## LISTED ENTRIES:
= = = = =

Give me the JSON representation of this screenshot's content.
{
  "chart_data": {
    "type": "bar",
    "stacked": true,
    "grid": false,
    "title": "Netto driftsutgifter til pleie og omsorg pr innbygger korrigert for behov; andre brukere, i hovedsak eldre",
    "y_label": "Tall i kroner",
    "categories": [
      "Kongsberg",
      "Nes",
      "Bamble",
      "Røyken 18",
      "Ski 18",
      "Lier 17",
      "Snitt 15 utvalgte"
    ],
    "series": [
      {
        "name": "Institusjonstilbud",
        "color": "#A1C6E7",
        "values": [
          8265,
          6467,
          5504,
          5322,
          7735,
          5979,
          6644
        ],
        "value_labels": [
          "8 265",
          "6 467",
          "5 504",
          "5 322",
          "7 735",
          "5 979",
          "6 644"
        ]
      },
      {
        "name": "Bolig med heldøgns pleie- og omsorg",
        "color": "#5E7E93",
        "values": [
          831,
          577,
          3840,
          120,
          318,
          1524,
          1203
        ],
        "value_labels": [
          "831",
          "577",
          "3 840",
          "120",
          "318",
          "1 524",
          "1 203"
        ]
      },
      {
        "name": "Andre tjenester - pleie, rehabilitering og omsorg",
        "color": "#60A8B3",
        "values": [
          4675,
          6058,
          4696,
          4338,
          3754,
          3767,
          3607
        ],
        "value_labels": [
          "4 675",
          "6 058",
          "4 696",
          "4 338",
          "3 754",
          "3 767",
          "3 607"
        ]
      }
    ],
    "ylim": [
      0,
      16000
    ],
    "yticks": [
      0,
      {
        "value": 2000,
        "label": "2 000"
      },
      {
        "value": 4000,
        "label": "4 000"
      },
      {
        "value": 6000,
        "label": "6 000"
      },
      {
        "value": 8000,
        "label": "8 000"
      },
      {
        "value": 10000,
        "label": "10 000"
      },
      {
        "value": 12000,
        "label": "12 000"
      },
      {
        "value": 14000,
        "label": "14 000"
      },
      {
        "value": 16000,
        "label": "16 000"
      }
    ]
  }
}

= = = = =

## GOAL:
Extract each line from the entries above that contains the string "omsorg".

## PROBLEM SOLUTION:
    "title": "Netto driftsutgifter til pleie og omsorg pr innbygger korrigert for behov; andre brukere, i hovedsak eldre",
        "name": "Bolig med heldøgns pleie- og omsorg",
        "name": "Andre tjenester - pleie, rehabilitering og omsorg",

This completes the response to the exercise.